What to produce:
Search the records for "screenshot". Copy every line where it appears.

— start Provided records —

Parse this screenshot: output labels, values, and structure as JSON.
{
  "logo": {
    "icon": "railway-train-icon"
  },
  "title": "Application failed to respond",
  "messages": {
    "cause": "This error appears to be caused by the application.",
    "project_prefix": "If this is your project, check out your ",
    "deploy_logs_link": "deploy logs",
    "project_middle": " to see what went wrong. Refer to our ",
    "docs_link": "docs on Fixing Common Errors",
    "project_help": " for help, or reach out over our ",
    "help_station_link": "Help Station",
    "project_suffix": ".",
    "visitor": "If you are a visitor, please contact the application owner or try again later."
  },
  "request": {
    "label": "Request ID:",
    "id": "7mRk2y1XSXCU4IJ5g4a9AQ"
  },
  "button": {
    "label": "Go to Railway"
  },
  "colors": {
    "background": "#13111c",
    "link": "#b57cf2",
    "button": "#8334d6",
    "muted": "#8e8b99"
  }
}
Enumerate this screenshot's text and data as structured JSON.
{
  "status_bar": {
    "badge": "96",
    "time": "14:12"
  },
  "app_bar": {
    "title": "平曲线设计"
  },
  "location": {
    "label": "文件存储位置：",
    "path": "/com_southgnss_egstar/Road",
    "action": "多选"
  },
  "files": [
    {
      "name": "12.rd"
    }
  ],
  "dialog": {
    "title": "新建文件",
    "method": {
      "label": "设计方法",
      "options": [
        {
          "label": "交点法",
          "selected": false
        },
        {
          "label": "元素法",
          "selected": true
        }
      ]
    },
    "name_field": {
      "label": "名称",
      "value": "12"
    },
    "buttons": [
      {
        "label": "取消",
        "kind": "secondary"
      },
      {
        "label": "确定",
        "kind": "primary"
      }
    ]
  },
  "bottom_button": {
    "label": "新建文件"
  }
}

— end Provided records —

Result of the task:
Parse this screenshot: output labels, values, and structure as JSON.
Enumerate this screenshot's text and data as structured JSON.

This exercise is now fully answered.